===== Material provided =====
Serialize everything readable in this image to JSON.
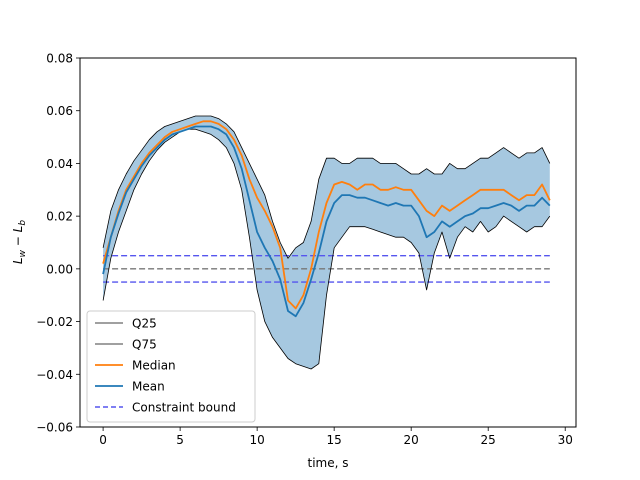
{
  "chart_data": {
    "type": "line",
    "title": "",
    "xlabel": "time, s",
    "ylabel_main": "L",
    "ylabel_sub_1": "w",
    "ylabel_minus": " − ",
    "ylabel_sub_2": "b",
    "xlim": [
      -1.5,
      30.7
    ],
    "ylim": [
      -0.06,
      0.08
    ],
    "xticks": [
      0,
      5,
      10,
      15,
      20,
      25,
      30
    ],
    "xtick_labels": [
      "0",
      "5",
      "10",
      "15",
      "20",
      "25",
      "30"
    ],
    "yticks": [
      -0.06,
      -0.04,
      -0.02,
      0.0,
      0.02,
      0.04,
      0.06,
      0.08
    ],
    "ytick_labels": [
      "−0.06",
      "−0.04",
      "−0.02",
      "0.00",
      "0.02",
      "0.04",
      "0.06",
      "0.08"
    ],
    "grid": false,
    "legend_position": "lower-left",
    "band": {
      "color": "#a6c8e0"
    },
    "x": [
      0,
      0.5,
      1,
      1.5,
      2,
      2.5,
      3,
      3.5,
      4,
      4.5,
      5,
      5.5,
      6,
      6.5,
      7,
      7.5,
      8,
      8.5,
      9,
      9.5,
      10,
      10.5,
      11,
      11.5,
      12,
      12.5,
      13,
      13.5,
      14,
      14.5,
      15,
      15.5,
      16,
      16.5,
      17,
      17.5,
      18,
      18.5,
      19,
      19.5,
      20,
      20.5,
      21,
      21.5,
      22,
      22.5,
      23,
      23.5,
      24,
      24.5,
      25,
      25.5,
      26,
      26.5,
      27,
      27.5,
      28,
      28.5,
      29
    ],
    "series": [
      {
        "name": "Q25",
        "color": "#000000",
        "dash": "",
        "values": [
          -0.012,
          0.004,
          0.014,
          0.022,
          0.03,
          0.036,
          0.041,
          0.045,
          0.048,
          0.05,
          0.052,
          0.053,
          0.053,
          0.052,
          0.051,
          0.049,
          0.046,
          0.04,
          0.03,
          0.012,
          -0.008,
          -0.02,
          -0.026,
          -0.03,
          -0.034,
          -0.036,
          -0.037,
          -0.038,
          -0.036,
          -0.01,
          0.008,
          0.012,
          0.016,
          0.016,
          0.016,
          0.015,
          0.014,
          0.013,
          0.012,
          0.012,
          0.01,
          0.006,
          -0.008,
          0.006,
          0.014,
          0.004,
          0.012,
          0.016,
          0.014,
          0.018,
          0.014,
          0.016,
          0.02,
          0.018,
          0.016,
          0.014,
          0.016,
          0.016,
          0.02
        ]
      },
      {
        "name": "Q75",
        "color": "#000000",
        "dash": "",
        "values": [
          0.008,
          0.022,
          0.03,
          0.036,
          0.041,
          0.045,
          0.049,
          0.052,
          0.054,
          0.055,
          0.056,
          0.057,
          0.058,
          0.058,
          0.058,
          0.057,
          0.055,
          0.052,
          0.046,
          0.04,
          0.034,
          0.028,
          0.018,
          0.01,
          0.004,
          0.008,
          0.01,
          0.018,
          0.034,
          0.042,
          0.042,
          0.04,
          0.04,
          0.042,
          0.042,
          0.042,
          0.04,
          0.04,
          0.04,
          0.038,
          0.036,
          0.036,
          0.038,
          0.036,
          0.036,
          0.04,
          0.038,
          0.038,
          0.04,
          0.042,
          0.042,
          0.044,
          0.046,
          0.044,
          0.042,
          0.044,
          0.044,
          0.046,
          0.04
        ]
      },
      {
        "name": "Median",
        "color": "#ff7f0e",
        "dash": "",
        "values": [
          0.002,
          0.012,
          0.022,
          0.03,
          0.035,
          0.04,
          0.044,
          0.047,
          0.05,
          0.052,
          0.053,
          0.054,
          0.055,
          0.056,
          0.056,
          0.055,
          0.053,
          0.049,
          0.043,
          0.034,
          0.027,
          0.022,
          0.016,
          0.008,
          -0.012,
          -0.015,
          -0.01,
          0.0,
          0.014,
          0.025,
          0.032,
          0.033,
          0.032,
          0.03,
          0.032,
          0.032,
          0.03,
          0.03,
          0.031,
          0.03,
          0.03,
          0.026,
          0.022,
          0.02,
          0.024,
          0.022,
          0.024,
          0.026,
          0.028,
          0.03,
          0.03,
          0.03,
          0.03,
          0.028,
          0.026,
          0.028,
          0.028,
          0.032,
          0.026
        ]
      },
      {
        "name": "Mean",
        "color": "#1f77b4",
        "dash": "",
        "values": [
          -0.002,
          0.012,
          0.021,
          0.029,
          0.034,
          0.039,
          0.043,
          0.046,
          0.049,
          0.051,
          0.052,
          0.053,
          0.054,
          0.054,
          0.054,
          0.053,
          0.051,
          0.046,
          0.038,
          0.026,
          0.014,
          0.008,
          0.003,
          -0.004,
          -0.016,
          -0.018,
          -0.013,
          -0.004,
          0.006,
          0.018,
          0.025,
          0.028,
          0.028,
          0.027,
          0.027,
          0.026,
          0.025,
          0.024,
          0.025,
          0.024,
          0.024,
          0.02,
          0.012,
          0.014,
          0.018,
          0.016,
          0.018,
          0.02,
          0.021,
          0.023,
          0.023,
          0.024,
          0.025,
          0.024,
          0.022,
          0.024,
          0.024,
          0.027,
          0.024
        ]
      }
    ],
    "constraint_bound": {
      "name": "Constraint bound",
      "color": "#5555ee",
      "upper": 0.005,
      "lower": -0.005
    },
    "zero_line": {
      "value": 0.0,
      "color": "#777777"
    }
  }
}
=====
Every line containing the string "color" must be listed.

- _Response to the task_:
      "color": "#a6c8e0"
        "color": "#000000",
        "color": "#000000",
        "color": "#ff7f0e",
        "color": "#1f77b4",
      "color": "#5555ee",
      "color": "#777777"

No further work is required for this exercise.